EXERCISE »
In the listing below, count each line containing "violence" and answer with the count only.

PROVIDED RECORDS »
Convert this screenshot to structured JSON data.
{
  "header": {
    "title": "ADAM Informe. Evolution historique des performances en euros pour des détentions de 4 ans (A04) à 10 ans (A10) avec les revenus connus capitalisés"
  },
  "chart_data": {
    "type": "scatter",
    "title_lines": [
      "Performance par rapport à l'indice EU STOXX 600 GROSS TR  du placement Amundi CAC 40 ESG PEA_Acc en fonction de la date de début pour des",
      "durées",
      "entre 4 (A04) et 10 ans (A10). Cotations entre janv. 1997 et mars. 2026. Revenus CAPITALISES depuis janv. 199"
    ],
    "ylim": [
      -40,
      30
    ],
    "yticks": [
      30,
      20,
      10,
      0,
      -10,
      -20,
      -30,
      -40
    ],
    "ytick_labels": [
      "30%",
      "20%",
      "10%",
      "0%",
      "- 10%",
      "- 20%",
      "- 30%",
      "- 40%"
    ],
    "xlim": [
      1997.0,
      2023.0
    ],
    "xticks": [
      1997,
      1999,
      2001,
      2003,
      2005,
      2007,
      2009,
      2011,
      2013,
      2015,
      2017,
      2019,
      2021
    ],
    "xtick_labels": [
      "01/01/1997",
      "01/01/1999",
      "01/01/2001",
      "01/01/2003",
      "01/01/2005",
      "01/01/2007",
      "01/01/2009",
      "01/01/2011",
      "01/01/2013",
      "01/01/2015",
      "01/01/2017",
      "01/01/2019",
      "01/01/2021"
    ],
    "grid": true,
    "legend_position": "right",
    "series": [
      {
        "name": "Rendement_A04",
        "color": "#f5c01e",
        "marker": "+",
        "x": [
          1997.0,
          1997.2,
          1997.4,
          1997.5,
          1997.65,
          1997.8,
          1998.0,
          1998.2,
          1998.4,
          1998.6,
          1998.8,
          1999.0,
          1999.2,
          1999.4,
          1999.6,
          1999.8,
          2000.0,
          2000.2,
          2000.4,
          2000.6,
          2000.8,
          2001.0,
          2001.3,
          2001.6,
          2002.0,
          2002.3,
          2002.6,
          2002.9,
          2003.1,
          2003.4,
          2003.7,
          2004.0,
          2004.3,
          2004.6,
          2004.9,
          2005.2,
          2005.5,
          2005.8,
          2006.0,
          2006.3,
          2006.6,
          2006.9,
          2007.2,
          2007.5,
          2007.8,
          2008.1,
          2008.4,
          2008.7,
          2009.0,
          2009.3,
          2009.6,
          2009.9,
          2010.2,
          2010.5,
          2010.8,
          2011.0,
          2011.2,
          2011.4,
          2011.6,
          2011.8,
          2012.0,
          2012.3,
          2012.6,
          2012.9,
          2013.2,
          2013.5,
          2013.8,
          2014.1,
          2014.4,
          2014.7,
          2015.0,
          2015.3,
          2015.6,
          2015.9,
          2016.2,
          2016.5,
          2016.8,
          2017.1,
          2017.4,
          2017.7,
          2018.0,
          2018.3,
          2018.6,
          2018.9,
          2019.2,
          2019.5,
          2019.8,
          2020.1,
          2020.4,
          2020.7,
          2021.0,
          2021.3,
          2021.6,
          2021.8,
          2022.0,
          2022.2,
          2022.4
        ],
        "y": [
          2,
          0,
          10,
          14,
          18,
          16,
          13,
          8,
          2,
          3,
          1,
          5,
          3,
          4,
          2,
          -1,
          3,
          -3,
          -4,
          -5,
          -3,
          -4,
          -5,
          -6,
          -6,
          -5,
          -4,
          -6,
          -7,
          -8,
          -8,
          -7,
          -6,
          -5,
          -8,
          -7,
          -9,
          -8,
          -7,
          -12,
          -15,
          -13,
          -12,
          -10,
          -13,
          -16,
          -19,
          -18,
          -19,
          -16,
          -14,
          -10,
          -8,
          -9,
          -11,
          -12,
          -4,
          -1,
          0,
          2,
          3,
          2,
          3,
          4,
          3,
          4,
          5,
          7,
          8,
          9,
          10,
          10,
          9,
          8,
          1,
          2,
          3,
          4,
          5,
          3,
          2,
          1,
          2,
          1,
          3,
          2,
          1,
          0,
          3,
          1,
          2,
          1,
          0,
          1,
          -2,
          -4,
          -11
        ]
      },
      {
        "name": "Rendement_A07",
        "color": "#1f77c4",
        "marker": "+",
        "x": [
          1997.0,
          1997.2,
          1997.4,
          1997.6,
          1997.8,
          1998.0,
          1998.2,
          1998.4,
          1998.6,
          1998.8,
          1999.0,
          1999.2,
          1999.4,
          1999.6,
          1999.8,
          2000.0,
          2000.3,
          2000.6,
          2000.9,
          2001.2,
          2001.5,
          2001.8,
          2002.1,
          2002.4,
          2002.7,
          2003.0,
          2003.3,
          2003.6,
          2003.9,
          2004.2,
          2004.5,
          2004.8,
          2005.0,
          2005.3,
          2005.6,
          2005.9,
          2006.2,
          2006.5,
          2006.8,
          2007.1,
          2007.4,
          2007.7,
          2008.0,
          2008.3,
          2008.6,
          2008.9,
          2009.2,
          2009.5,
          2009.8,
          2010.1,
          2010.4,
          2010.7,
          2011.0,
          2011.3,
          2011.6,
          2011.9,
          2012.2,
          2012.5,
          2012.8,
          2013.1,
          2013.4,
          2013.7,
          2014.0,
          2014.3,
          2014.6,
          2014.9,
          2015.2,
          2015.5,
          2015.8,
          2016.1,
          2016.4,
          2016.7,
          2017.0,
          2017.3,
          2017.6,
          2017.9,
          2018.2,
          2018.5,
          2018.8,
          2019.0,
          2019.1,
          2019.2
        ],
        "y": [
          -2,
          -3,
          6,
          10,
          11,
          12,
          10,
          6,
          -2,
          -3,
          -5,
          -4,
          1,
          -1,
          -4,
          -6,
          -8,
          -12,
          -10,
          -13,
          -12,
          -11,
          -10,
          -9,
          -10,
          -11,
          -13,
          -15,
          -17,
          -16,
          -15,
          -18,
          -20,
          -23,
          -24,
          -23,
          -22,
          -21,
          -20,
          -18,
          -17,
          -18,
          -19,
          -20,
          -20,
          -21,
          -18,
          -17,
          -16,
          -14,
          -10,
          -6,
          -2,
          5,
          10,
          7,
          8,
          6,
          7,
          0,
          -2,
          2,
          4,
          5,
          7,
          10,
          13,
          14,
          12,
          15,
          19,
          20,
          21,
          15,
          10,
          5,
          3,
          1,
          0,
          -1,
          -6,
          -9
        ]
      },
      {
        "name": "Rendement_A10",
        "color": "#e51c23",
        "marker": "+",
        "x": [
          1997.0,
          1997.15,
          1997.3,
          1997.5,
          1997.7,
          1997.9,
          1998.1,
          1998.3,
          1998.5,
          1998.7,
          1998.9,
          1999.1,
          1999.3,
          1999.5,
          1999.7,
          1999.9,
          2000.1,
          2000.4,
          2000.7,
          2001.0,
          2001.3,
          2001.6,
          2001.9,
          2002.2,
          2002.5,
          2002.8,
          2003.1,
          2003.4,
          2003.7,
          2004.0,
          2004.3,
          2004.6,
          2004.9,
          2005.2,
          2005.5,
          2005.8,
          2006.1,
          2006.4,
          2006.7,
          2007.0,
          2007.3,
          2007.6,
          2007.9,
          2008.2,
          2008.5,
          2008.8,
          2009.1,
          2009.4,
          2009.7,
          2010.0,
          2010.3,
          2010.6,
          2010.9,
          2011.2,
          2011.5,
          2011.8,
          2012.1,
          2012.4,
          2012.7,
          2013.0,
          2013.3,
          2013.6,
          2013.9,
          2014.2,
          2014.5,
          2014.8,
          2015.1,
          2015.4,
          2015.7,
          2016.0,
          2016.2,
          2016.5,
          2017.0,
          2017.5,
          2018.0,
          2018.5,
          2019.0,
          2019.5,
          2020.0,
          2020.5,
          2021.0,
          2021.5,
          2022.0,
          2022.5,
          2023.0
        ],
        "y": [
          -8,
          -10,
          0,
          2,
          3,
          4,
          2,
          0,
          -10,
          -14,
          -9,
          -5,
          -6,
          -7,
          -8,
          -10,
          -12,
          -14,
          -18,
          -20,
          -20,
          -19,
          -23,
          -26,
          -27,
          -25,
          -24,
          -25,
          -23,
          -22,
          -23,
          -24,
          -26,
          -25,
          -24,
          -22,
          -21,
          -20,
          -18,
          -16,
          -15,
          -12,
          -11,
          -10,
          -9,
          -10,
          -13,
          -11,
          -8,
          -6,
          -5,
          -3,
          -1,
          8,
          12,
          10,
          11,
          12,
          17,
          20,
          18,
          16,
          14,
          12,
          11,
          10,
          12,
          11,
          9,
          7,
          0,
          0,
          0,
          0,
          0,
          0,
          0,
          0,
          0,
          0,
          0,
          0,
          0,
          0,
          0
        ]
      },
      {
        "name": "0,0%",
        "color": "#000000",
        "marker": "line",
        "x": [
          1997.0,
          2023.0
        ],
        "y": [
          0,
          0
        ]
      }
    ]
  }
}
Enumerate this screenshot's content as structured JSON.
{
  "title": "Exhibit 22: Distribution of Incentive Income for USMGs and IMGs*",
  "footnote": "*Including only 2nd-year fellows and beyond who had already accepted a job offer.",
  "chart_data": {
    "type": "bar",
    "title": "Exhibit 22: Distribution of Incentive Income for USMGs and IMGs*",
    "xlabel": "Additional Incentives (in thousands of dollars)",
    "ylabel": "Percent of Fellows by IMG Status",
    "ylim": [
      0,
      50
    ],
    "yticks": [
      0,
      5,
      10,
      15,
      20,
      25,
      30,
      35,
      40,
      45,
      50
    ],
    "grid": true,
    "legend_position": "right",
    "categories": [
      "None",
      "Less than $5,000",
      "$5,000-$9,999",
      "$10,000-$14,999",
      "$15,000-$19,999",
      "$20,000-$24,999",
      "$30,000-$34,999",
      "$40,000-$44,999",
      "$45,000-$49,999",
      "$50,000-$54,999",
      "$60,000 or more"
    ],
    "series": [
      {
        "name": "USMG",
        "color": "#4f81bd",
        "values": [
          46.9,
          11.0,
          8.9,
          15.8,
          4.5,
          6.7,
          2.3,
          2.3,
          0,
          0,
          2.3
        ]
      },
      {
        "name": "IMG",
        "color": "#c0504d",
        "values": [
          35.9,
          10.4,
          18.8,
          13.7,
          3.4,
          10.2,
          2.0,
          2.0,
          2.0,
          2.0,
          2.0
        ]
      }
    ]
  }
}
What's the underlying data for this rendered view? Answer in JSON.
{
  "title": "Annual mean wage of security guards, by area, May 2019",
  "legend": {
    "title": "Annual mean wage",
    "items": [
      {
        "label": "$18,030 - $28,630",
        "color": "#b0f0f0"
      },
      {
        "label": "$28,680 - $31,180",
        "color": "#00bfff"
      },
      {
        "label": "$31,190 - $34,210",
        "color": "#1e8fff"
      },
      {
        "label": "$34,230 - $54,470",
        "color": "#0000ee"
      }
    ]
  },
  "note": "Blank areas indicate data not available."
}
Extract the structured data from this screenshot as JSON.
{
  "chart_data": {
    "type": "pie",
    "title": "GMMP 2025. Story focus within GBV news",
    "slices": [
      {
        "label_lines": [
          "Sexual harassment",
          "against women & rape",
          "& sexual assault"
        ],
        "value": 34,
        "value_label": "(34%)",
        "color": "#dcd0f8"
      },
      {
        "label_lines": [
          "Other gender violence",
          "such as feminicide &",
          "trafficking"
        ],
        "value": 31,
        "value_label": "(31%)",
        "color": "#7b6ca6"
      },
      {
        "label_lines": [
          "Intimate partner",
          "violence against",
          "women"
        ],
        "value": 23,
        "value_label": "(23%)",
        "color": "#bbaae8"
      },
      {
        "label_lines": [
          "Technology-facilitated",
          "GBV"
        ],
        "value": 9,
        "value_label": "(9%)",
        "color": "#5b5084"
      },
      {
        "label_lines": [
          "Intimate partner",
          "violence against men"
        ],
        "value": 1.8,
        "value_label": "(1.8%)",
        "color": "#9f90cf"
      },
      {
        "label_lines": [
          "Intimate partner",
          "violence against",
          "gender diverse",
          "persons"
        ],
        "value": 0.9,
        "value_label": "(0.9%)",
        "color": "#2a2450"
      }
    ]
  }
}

SOLUTION BELOW »
4